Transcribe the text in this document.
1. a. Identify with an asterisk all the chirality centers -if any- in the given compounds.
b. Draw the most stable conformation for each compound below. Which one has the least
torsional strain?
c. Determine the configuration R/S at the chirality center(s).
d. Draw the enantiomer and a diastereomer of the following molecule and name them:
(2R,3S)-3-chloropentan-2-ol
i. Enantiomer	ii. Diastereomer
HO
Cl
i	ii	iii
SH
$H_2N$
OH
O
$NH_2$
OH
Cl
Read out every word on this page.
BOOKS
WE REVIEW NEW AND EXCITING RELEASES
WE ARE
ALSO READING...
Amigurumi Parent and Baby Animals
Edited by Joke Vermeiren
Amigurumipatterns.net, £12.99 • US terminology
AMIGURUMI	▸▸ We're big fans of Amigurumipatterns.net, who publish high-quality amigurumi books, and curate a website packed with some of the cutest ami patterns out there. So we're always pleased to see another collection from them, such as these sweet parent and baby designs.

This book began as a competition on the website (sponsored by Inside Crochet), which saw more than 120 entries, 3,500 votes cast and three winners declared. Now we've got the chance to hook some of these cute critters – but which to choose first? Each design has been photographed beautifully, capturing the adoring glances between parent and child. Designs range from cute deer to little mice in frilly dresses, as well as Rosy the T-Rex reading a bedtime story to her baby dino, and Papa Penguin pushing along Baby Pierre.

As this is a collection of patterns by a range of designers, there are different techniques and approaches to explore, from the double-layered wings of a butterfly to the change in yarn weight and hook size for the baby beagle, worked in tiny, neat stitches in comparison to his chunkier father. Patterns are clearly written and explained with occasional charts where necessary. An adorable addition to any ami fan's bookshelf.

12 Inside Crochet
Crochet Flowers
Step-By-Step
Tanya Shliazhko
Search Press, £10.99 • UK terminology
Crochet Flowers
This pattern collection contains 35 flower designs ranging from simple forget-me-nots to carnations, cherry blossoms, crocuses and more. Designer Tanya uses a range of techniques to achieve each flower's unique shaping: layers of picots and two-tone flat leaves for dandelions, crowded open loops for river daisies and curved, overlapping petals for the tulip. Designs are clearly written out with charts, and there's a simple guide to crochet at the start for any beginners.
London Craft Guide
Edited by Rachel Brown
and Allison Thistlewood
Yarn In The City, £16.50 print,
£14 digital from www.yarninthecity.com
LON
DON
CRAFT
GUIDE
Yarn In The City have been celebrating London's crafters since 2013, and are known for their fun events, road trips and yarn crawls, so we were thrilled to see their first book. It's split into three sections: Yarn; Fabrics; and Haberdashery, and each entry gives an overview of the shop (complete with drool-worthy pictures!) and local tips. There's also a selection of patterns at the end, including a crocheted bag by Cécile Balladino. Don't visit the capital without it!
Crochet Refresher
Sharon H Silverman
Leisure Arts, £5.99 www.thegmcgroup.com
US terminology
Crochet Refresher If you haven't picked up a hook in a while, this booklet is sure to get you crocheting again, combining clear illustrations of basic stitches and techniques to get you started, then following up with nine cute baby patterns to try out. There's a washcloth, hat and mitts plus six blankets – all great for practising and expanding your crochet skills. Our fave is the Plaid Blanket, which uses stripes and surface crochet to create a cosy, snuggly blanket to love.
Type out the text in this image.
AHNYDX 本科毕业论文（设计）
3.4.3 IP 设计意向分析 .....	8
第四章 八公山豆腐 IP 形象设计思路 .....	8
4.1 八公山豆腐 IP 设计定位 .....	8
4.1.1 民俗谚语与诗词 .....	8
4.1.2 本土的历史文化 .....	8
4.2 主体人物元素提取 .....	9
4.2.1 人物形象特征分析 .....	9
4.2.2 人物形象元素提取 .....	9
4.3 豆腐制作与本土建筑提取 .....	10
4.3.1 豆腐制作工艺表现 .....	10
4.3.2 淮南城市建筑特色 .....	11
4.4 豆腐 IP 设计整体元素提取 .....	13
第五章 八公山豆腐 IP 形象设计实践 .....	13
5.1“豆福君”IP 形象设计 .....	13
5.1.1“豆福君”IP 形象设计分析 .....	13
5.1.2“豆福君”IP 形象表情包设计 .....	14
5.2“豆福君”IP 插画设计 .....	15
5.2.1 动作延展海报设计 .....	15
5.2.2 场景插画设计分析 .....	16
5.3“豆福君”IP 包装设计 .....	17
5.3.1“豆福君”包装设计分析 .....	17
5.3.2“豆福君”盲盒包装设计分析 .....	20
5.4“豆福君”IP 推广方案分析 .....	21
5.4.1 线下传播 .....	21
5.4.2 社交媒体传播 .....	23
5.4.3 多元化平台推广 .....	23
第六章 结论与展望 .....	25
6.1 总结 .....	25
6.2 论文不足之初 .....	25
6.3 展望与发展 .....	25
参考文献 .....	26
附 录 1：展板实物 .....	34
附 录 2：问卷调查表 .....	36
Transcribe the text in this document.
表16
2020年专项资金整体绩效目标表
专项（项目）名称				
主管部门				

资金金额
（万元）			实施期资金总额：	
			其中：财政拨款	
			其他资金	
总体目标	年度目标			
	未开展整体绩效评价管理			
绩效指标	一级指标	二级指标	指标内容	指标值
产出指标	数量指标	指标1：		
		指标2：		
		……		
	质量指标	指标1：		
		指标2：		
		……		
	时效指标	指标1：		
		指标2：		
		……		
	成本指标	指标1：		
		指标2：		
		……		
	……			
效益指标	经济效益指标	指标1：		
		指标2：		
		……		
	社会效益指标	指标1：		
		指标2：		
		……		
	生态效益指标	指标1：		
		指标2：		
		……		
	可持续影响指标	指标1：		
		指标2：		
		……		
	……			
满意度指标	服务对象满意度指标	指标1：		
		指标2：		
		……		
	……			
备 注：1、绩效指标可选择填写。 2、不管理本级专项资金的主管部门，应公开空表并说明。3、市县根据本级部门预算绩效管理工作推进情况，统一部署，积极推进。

━━━━

Set exercise:
Answer only with how many lines in the records include "Refresher".

Task answer:
2